-- PROVIDED INFORMATION start --

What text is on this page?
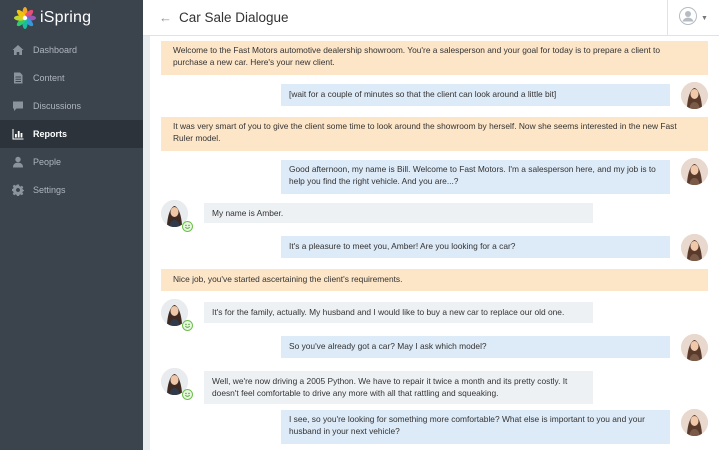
iSpring
Dashboard
Content
Discussions
Reports
People
Settings
← Car Sale Dialogue	▼
Welcome to the Fast Motors automotive dealership showroom. You're a salesperson and your goal for today is to prepare a client to purchase a new car. Here's your new client.
[wait for a couple of minutes so that the client can look around a little bit]
It was very smart of you to give the client some time to look around the showroom by herself. Now she seems interested in the new Fast Ruler model.
Good afternoon, my name is Bill. Welcome to Fast Motors. I'm a salesperson here, and my job is to help you find the right vehicle. And you are...?
My name is Amber.
It's a pleasure to meet you, Amber! Are you looking for a car?
Nice job, you've started ascertaining the client's requirements.
It's for the family, actually. My husband and I would like to buy a new car to replace our old one.
So you've already got a car? May I ask which model?
Well, we're now driving a 2005 Python. We have to repair it twice a month and its pretty costly. It doesn't feel comfortable to drive any more with all that rattling and squeaking.
I see, so you're looking for something more comfortable? What else is important to you and your husband in your next vehicle?
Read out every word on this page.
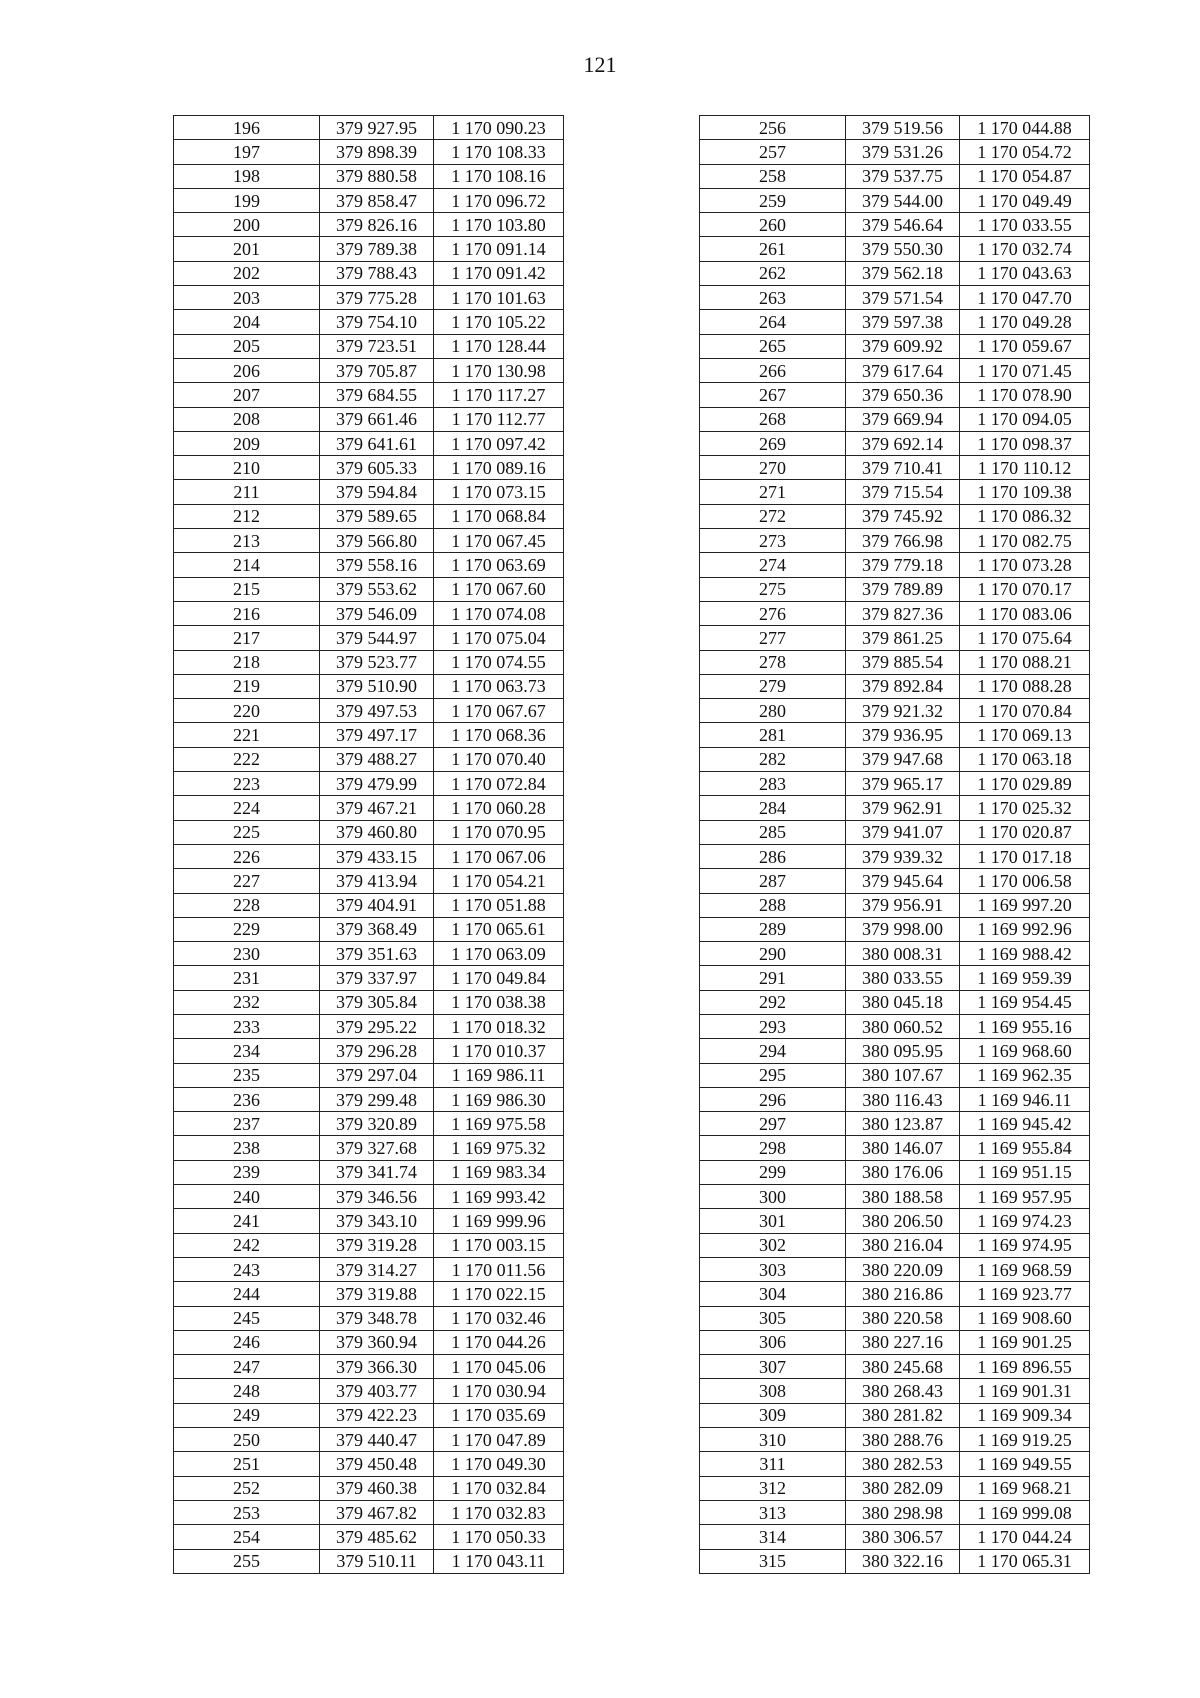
121
196	379 927.95	1 170 090.23
197	379 898.39	1 170 108.33
198	379 880.58	1 170 108.16
199	379 858.47	1 170 096.72
200	379 826.16	1 170 103.80
201	379 789.38	1 170 091.14
202	379 788.43	1 170 091.42
203	379 775.28	1 170 101.63
204	379 754.10	1 170 105.22
205	379 723.51	1 170 128.44
206	379 705.87	1 170 130.98
207	379 684.55	1 170 117.27
208	379 661.46	1 170 112.77
209	379 641.61	1 170 097.42
210	379 605.33	1 170 089.16
211	379 594.84	1 170 073.15
212	379 589.65	1 170 068.84
213	379 566.80	1 170 067.45
214	379 558.16	1 170 063.69
215	379 553.62	1 170 067.60
216	379 546.09	1 170 074.08
217	379 544.97	1 170 075.04
218	379 523.77	1 170 074.55
219	379 510.90	1 170 063.73
220	379 497.53	1 170 067.67
221	379 497.17	1 170 068.36
222	379 488.27	1 170 070.40
223	379 479.99	1 170 072.84
224	379 467.21	1 170 060.28
225	379 460.80	1 170 070.95
226	379 433.15	1 170 067.06
227	379 413.94	1 170 054.21
228	379 404.91	1 170 051.88
229	379 368.49	1 170 065.61
230	379 351.63	1 170 063.09
231	379 337.97	1 170 049.84
232	379 305.84	1 170 038.38
233	379 295.22	1 170 018.32
234	379 296.28	1 170 010.37
235	379 297.04	1 169 986.11
236	379 299.48	1 169 986.30
237	379 320.89	1 169 975.58
238	379 327.68	1 169 975.32
239	379 341.74	1 169 983.34
240	379 346.56	1 169 993.42
241	379 343.10	1 169 999.96
242	379 319.28	1 170 003.15
243	379 314.27	1 170 011.56
244	379 319.88	1 170 022.15
245	379 348.78	1 170 032.46
246	379 360.94	1 170 044.26
247	379 366.30	1 170 045.06
248	379 403.77	1 170 030.94
249	379 422.23	1 170 035.69
250	379 440.47	1 170 047.89
251	379 450.48	1 170 049.30
252	379 460.38	1 170 032.84
253	379 467.82	1 170 032.83
254	379 485.62	1 170 050.33
255	379 510.11	1 170 043.11
256	379 519.56	1 170 044.88
257	379 531.26	1 170 054.72
258	379 537.75	1 170 054.87
259	379 544.00	1 170 049.49
260	379 546.64	1 170 033.55
261	379 550.30	1 170 032.74
262	379 562.18	1 170 043.63
263	379 571.54	1 170 047.70
264	379 597.38	1 170 049.28
265	379 609.92	1 170 059.67
266	379 617.64	1 170 071.45
267	379 650.36	1 170 078.90
268	379 669.94	1 170 094.05
269	379 692.14	1 170 098.37
270	379 710.41	1 170 110.12
271	379 715.54	1 170 109.38
272	379 745.92	1 170 086.32
273	379 766.98	1 170 082.75
274	379 779.18	1 170 073.28
275	379 789.89	1 170 070.17
276	379 827.36	1 170 083.06
277	379 861.25	1 170 075.64
278	379 885.54	1 170 088.21
279	379 892.84	1 170 088.28
280	379 921.32	1 170 070.84
281	379 936.95	1 170 069.13
282	379 947.68	1 170 063.18
283	379 965.17	1 170 029.89
284	379 962.91	1 170 025.32
285	379 941.07	1 170 020.87
286	379 939.32	1 170 017.18
287	379 945.64	1 170 006.58
288	379 956.91	1 169 997.20
289	379 998.00	1 169 992.96
290	380 008.31	1 169 988.42
291	380 033.55	1 169 959.39
292	380 045.18	1 169 954.45
293	380 060.52	1 169 955.16
294	380 095.95	1 169 968.60
295	380 107.67	1 169 962.35
296	380 116.43	1 169 946.11
297	380 123.87	1 169 945.42
298	380 146.07	1 169 955.84
299	380 176.06	1 169 951.15
300	380 188.58	1 169 957.95
301	380 206.50	1 169 974.23
302	380 216.04	1 169 974.95
303	380 220.09	1 169 968.59
304	380 216.86	1 169 923.77
305	380 220.58	1 169 908.60
306	380 227.16	1 169 901.25
307	380 245.68	1 169 896.55
308	380 268.43	1 169 901.31
309	380 281.82	1 169 909.34
310	380 288.76	1 169 919.25
311	380 282.53	1 169 949.55
312	380 282.09	1 169 968.21
313	380 298.98	1 169 999.08
314	380 306.57	1 170 044.24
315	380 322.16	1 170 065.31
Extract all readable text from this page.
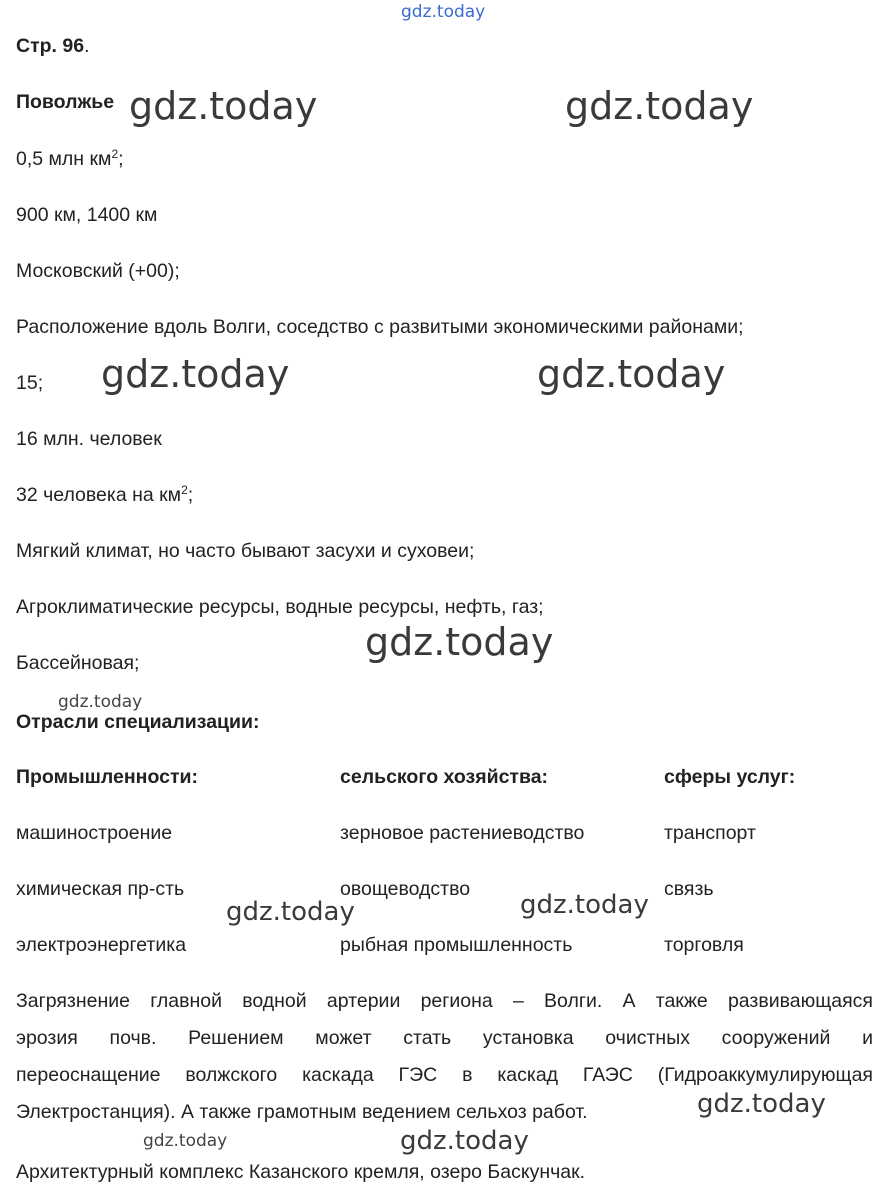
gdz.today
Стр. 96.
Поволжье
0,5 млн $км^2$;
900 км, 1400 км
Московский (+00);
Расположение вдоль Волги, соседство с развитыми экономическими районами;
15;
16 млн. человек
32 человека на $км^2$;
Мягкий климат, но часто бывают засухи и суховеи;
Агроклиматические ресурсы, водные ресурсы, нефть, газ;
Бассейновая;
Отрасли специализации:
Промышленности:	сельского хозяйства:	сферы услуг:
машиностроение	зерновое растениеводство	транспорт
химическая пр-сть	овощеводство	связь
электроэнергетика	рыбная промышленность	торговля
Загрязнение главной водной артерии региона – Волги. А также развивающаяся
эрозия почв. Решением может стать установка очистных сооружений и
переоснащение волжского каскада ГЭС в каскад ГАЭС (Гидроаккумулирующая
Электростанция). А также грамотным ведением сельхоз работ.
Архитектурный комплекс Казанского кремля, озеро Баскунчак.
gdz.today	gdz.today
gdz.today	gdz.today
gdz.today
gdz.today
gdz.today	gdz.today
gdz.today
gdz.today	gdz.today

-- PROVIDED INFORMATION end --

§ YOUR OBJECTIVE: Working from the lines above, reproduce the material exactly and exclude its pictures.

§ ANSWER TO THE EXERCISE:
What text is on this page?
iSpring
Dashboard
Content
Discussions
Reports
People
Settings
← Car Sale Dialogue	▼
Welcome to the Fast Motors automotive dealership showroom. You're a salesperson and your goal for today is to prepare a client to purchase a new car. Here's your new client.
[wait for a couple of minutes so that the client can look around a little bit]
It was very smart of you to give the client some time to look around the showroom by herself. Now she seems interested in the new Fast Ruler model.
Good afternoon, my name is Bill. Welcome to Fast Motors. I'm a salesperson here, and my job is to help you find the right vehicle. And you are...?
My name is Amber.
It's a pleasure to meet you, Amber! Are you looking for a car?
Nice job, you've started ascertaining the client's requirements.
It's for the family, actually. My husband and I would like to buy a new car to replace our old one.
So you've already got a car? May I ask which model?
Well, we're now driving a 2005 Python. We have to repair it twice a month and its pretty costly. It doesn't feel comfortable to drive any more with all that rattling and squeaking.
I see, so you're looking for something more comfortable? What else is important to you and your husband in your next vehicle?
Read out every word on this page.
121
196	379 927.95	1 170 090.23
197	379 898.39	1 170 108.33
198	379 880.58	1 170 108.16
199	379 858.47	1 170 096.72
200	379 826.16	1 170 103.80
201	379 789.38	1 170 091.14
202	379 788.43	1 170 091.42
203	379 775.28	1 170 101.63
204	379 754.10	1 170 105.22
205	379 723.51	1 170 128.44
206	379 705.87	1 170 130.98
207	379 684.55	1 170 117.27
208	379 661.46	1 170 112.77
209	379 641.61	1 170 097.42
210	379 605.33	1 170 089.16
211	379 594.84	1 170 073.15
212	379 589.65	1 170 068.84
213	379 566.80	1 170 067.45
214	379 558.16	1 170 063.69
215	379 553.62	1 170 067.60
216	379 546.09	1 170 074.08
217	379 544.97	1 170 075.04
218	379 523.77	1 170 074.55
219	379 510.90	1 170 063.73
220	379 497.53	1 170 067.67
221	379 497.17	1 170 068.36
222	379 488.27	1 170 070.40
223	379 479.99	1 170 072.84
224	379 467.21	1 170 060.28
225	379 460.80	1 170 070.95
226	379 433.15	1 170 067.06
227	379 413.94	1 170 054.21
228	379 404.91	1 170 051.88
229	379 368.49	1 170 065.61
230	379 351.63	1 170 063.09
231	379 337.97	1 170 049.84
232	379 305.84	1 170 038.38
233	379 295.22	1 170 018.32
234	379 296.28	1 170 010.37
235	379 297.04	1 169 986.11
236	379 299.48	1 169 986.30
237	379 320.89	1 169 975.58
238	379 327.68	1 169 975.32
239	379 341.74	1 169 983.34
240	379 346.56	1 169 993.42
241	379 343.10	1 169 999.96
242	379 319.28	1 170 003.15
243	379 314.27	1 170 011.56
244	379 319.88	1 170 022.15
245	379 348.78	1 170 032.46
246	379 360.94	1 170 044.26
247	379 366.30	1 170 045.06
248	379 403.77	1 170 030.94
249	379 422.23	1 170 035.69
250	379 440.47	1 170 047.89
251	379 450.48	1 170 049.30
252	379 460.38	1 170 032.84
253	379 467.82	1 170 032.83
254	379 485.62	1 170 050.33
255	379 510.11	1 170 043.11
256	379 519.56	1 170 044.88
257	379 531.26	1 170 054.72
258	379 537.75	1 170 054.87
259	379 544.00	1 170 049.49
260	379 546.64	1 170 033.55
261	379 550.30	1 170 032.74
262	379 562.18	1 170 043.63
263	379 571.54	1 170 047.70
264	379 597.38	1 170 049.28
265	379 609.92	1 170 059.67
266	379 617.64	1 170 071.45
267	379 650.36	1 170 078.90
268	379 669.94	1 170 094.05
269	379 692.14	1 170 098.37
270	379 710.41	1 170 110.12
271	379 715.54	1 170 109.38
272	379 745.92	1 170 086.32
273	379 766.98	1 170 082.75
274	379 779.18	1 170 073.28
275	379 789.89	1 170 070.17
276	379 827.36	1 170 083.06
277	379 861.25	1 170 075.64
278	379 885.54	1 170 088.21
279	379 892.84	1 170 088.28
280	379 921.32	1 170 070.84
281	379 936.95	1 170 069.13
282	379 947.68	1 170 063.18
283	379 965.17	1 170 029.89
284	379 962.91	1 170 025.32
285	379 941.07	1 170 020.87
286	379 939.32	1 170 017.18
287	379 945.64	1 170 006.58
288	379 956.91	1 169 997.20
289	379 998.00	1 169 992.96
290	380 008.31	1 169 988.42
291	380 033.55	1 169 959.39
292	380 045.18	1 169 954.45
293	380 060.52	1 169 955.16
294	380 095.95	1 169 968.60
295	380 107.67	1 169 962.35
296	380 116.43	1 169 946.11
297	380 123.87	1 169 945.42
298	380 146.07	1 169 955.84
299	380 176.06	1 169 951.15
300	380 188.58	1 169 957.95
301	380 206.50	1 169 974.23
302	380 216.04	1 169 974.95
303	380 220.09	1 169 968.59
304	380 216.86	1 169 923.77
305	380 220.58	1 169 908.60
306	380 227.16	1 169 901.25
307	380 245.68	1 169 896.55
308	380 268.43	1 169 901.31
309	380 281.82	1 169 909.34
310	380 288.76	1 169 919.25
311	380 282.53	1 169 949.55
312	380 282.09	1 169 968.21
313	380 298.98	1 169 999.08
314	380 306.57	1 170 044.24
315	380 322.16	1 170 065.31
Extract all readable text from this page.
gdz.today
Стр. 96.
Поволжье
0,5 млн $км^2$;
900 км, 1400 км
Московский (+00);
Расположение вдоль Волги, соседство с развитыми экономическими районами;
15;
16 млн. человек
32 человека на $км^2$;
Мягкий климат, но часто бывают засухи и суховеи;
Агроклиматические ресурсы, водные ресурсы, нефть, газ;
Бассейновая;
Отрасли специализации:
Промышленности:	сельского хозяйства:	сферы услуг:
машиностроение	зерновое растениеводство	транспорт
химическая пр-сть	овощеводство	связь
электроэнергетика	рыбная промышленность	торговля
Загрязнение главной водной артерии региона – Волги. А также развивающаяся
эрозия почв. Решением может стать установка очистных сооружений и
переоснащение волжского каскада ГЭС в каскад ГАЭС (Гидроаккумулирующая
Электростанция). А также грамотным ведением сельхоз работ.
Архитектурный комплекс Казанского кремля, озеро Баскунчак.
gdz.today	gdz.today
gdz.today	gdz.today
gdz.today
gdz.today
gdz.today	gdz.today
gdz.today
gdz.today	gdz.today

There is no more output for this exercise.